---------- Records to use
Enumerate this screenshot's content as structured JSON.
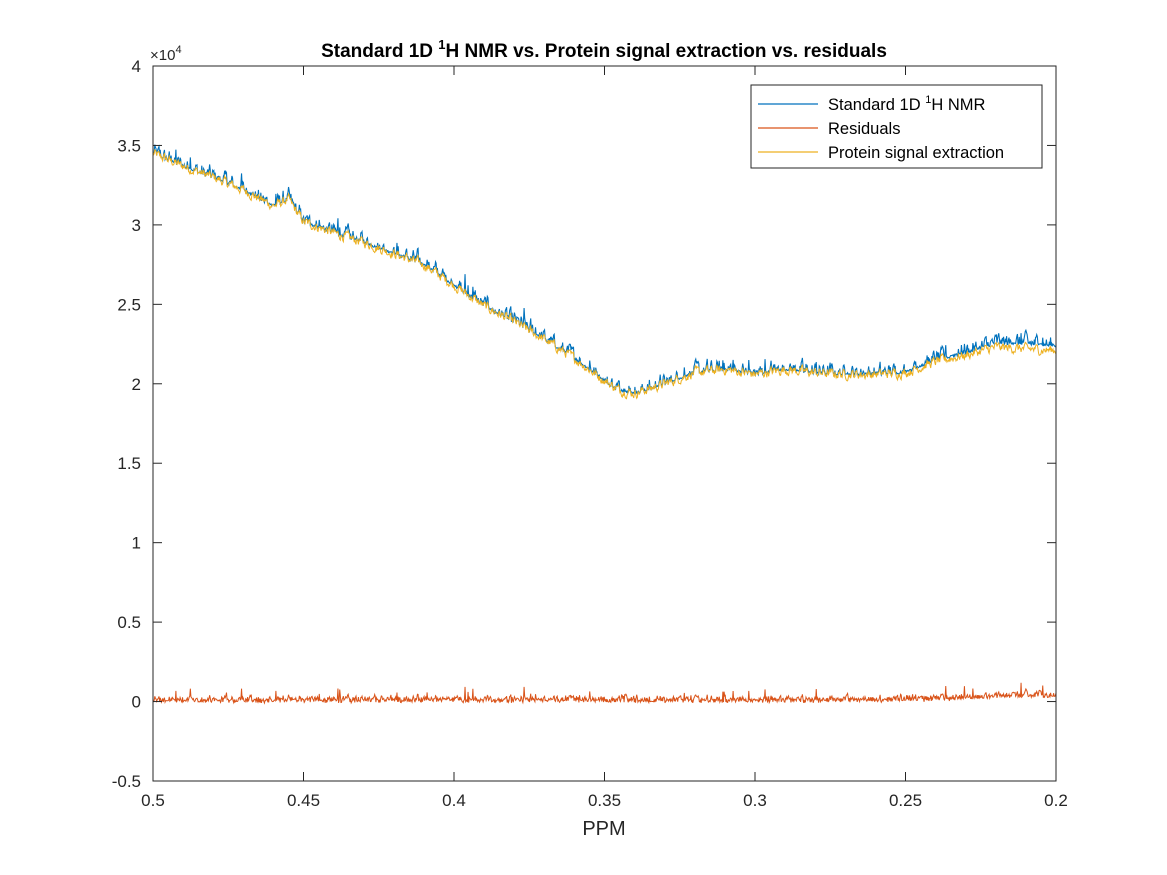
{
  "chart_data": {
    "type": "line",
    "title": {
      "pre": "Standard 1D ",
      "sup": "1",
      "post": "H NMR vs. Protein signal extraction vs. residuals"
    },
    "xlabel": "PPM",
    "ylabel": "",
    "x_reversed": true,
    "xlim": [
      0.2,
      0.5
    ],
    "ylim": [
      -5000,
      40000
    ],
    "y_multiplier_label": {
      "base": "×10",
      "exp": "4"
    },
    "x_ticks": [
      0.5,
      0.45,
      0.4,
      0.35,
      0.3,
      0.25,
      0.2
    ],
    "x_tick_labels": [
      "0.5",
      "0.45",
      "0.4",
      "0.35",
      "0.3",
      "0.25",
      "0.2"
    ],
    "y_ticks": [
      -5000,
      0,
      5000,
      10000,
      15000,
      20000,
      25000,
      30000,
      35000,
      40000
    ],
    "y_tick_labels": [
      "-0.5",
      "0",
      "0.5",
      "1",
      "1.5",
      "2",
      "2.5",
      "3",
      "3.5",
      "4"
    ],
    "grid": false,
    "legend_position": "top-right",
    "series": [
      {
        "name": {
          "pre": "Standard 1D ",
          "sup": "1",
          "post": "H NMR"
        },
        "color": "#0072BD",
        "x": [
          0.5,
          0.49,
          0.48,
          0.47,
          0.46,
          0.455,
          0.45,
          0.44,
          0.43,
          0.42,
          0.41,
          0.4,
          0.39,
          0.38,
          0.37,
          0.36,
          0.35,
          0.345,
          0.34,
          0.33,
          0.32,
          0.31,
          0.3,
          0.29,
          0.28,
          0.27,
          0.26,
          0.25,
          0.24,
          0.23,
          0.22,
          0.21,
          0.2
        ],
        "y": [
          34800,
          34000,
          33300,
          32500,
          31500,
          32200,
          30500,
          29800,
          29200,
          28500,
          27800,
          26500,
          25200,
          24200,
          23000,
          21800,
          20400,
          19800,
          19600,
          20300,
          21000,
          21200,
          20900,
          21300,
          21000,
          20900,
          20900,
          21000,
          21800,
          22500,
          23200,
          23300,
          23000
        ]
      },
      {
        "name": {
          "pre": "Residuals",
          "sup": "",
          "post": ""
        },
        "color": "#D95319",
        "x": [
          0.5,
          0.45,
          0.4,
          0.35,
          0.3,
          0.25,
          0.22,
          0.21,
          0.2
        ],
        "y": [
          300,
          300,
          300,
          300,
          300,
          350,
          800,
          1000,
          900
        ]
      },
      {
        "name": {
          "pre": "Protein signal extraction",
          "sup": "",
          "post": ""
        },
        "color": "#EDB120",
        "x": [
          0.5,
          0.49,
          0.48,
          0.47,
          0.46,
          0.455,
          0.45,
          0.44,
          0.43,
          0.42,
          0.41,
          0.4,
          0.39,
          0.38,
          0.37,
          0.36,
          0.35,
          0.345,
          0.34,
          0.33,
          0.32,
          0.31,
          0.3,
          0.29,
          0.28,
          0.27,
          0.26,
          0.25,
          0.24,
          0.23,
          0.22,
          0.21,
          0.2
        ],
        "y": [
          34500,
          33700,
          33000,
          32200,
          31200,
          31600,
          30200,
          29500,
          28900,
          28200,
          27500,
          26200,
          24900,
          23900,
          22800,
          21600,
          20200,
          19600,
          19400,
          20000,
          20700,
          20900,
          20600,
          20900,
          20700,
          20600,
          20600,
          20700,
          21400,
          21800,
          22300,
          22200,
          22100
        ]
      }
    ]
  }
}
--------------------
Line by line, reproduce the material above exactly, leaving each picture out.

# [Your response]
Enumerate this screenshot's content as structured JSON.
{
  "chart_data": {
    "type": "line",
    "title": {
      "pre": "Standard 1D ",
      "sup": "1",
      "post": "H NMR vs. Protein signal extraction vs. residuals"
    },
    "xlabel": "PPM",
    "ylabel": "",
    "x_reversed": true,
    "xlim": [
      0.2,
      0.5
    ],
    "ylim": [
      -5000,
      40000
    ],
    "y_multiplier_label": {
      "base": "×10",
      "exp": "4"
    },
    "x_ticks": [
      0.5,
      0.45,
      0.4,
      0.35,
      0.3,
      0.25,
      0.2
    ],
    "x_tick_labels": [
      "0.5",
      "0.45",
      "0.4",
      "0.35",
      "0.3",
      "0.25",
      "0.2"
    ],
    "y_ticks": [
      -5000,
      0,
      5000,
      10000,
      15000,
      20000,
      25000,
      30000,
      35000,
      40000
    ],
    "y_tick_labels": [
      "-0.5",
      "0",
      "0.5",
      "1",
      "1.5",
      "2",
      "2.5",
      "3",
      "3.5",
      "4"
    ],
    "grid": false,
    "legend_position": "top-right",
    "series": [
      {
        "name": {
          "pre": "Standard 1D ",
          "sup": "1",
          "post": "H NMR"
        },
        "color": "#0072BD",
        "x": [
          0.5,
          0.49,
          0.48,
          0.47,
          0.46,
          0.455,
          0.45,
          0.44,
          0.43,
          0.42,
          0.41,
          0.4,
          0.39,
          0.38,
          0.37,
          0.36,
          0.35,
          0.345,
          0.34,
          0.33,
          0.32,
          0.31,
          0.3,
          0.29,
          0.28,
          0.27,
          0.26,
          0.25,
          0.24,
          0.23,
          0.22,
          0.21,
          0.2
        ],
        "y": [
          34800,
          34000,
          33300,
          32500,
          31500,
          32200,
          30500,
          29800,
          29200,
          28500,
          27800,
          26500,
          25200,
          24200,
          23000,
          21800,
          20400,
          19800,
          19600,
          20300,
          21000,
          21200,
          20900,
          21300,
          21000,
          20900,
          20900,
          21000,
          21800,
          22500,
          23200,
          23300,
          23000
        ]
      },
      {
        "name": {
          "pre": "Residuals",
          "sup": "",
          "post": ""
        },
        "color": "#D95319",
        "x": [
          0.5,
          0.45,
          0.4,
          0.35,
          0.3,
          0.25,
          0.22,
          0.21,
          0.2
        ],
        "y": [
          300,
          300,
          300,
          300,
          300,
          350,
          800,
          1000,
          900
        ]
      },
      {
        "name": {
          "pre": "Protein signal extraction",
          "sup": "",
          "post": ""
        },
        "color": "#EDB120",
        "x": [
          0.5,
          0.49,
          0.48,
          0.47,
          0.46,
          0.455,
          0.45,
          0.44,
          0.43,
          0.42,
          0.41,
          0.4,
          0.39,
          0.38,
          0.37,
          0.36,
          0.35,
          0.345,
          0.34,
          0.33,
          0.32,
          0.31,
          0.3,
          0.29,
          0.28,
          0.27,
          0.26,
          0.25,
          0.24,
          0.23,
          0.22,
          0.21,
          0.2
        ],
        "y": [
          34500,
          33700,
          33000,
          32200,
          31200,
          31600,
          30200,
          29500,
          28900,
          28200,
          27500,
          26200,
          24900,
          23900,
          22800,
          21600,
          20200,
          19600,
          19400,
          20000,
          20700,
          20900,
          20600,
          20900,
          20700,
          20600,
          20600,
          20700,
          21400,
          21800,
          22300,
          22200,
          22100
        ]
      }
    ]
  }
}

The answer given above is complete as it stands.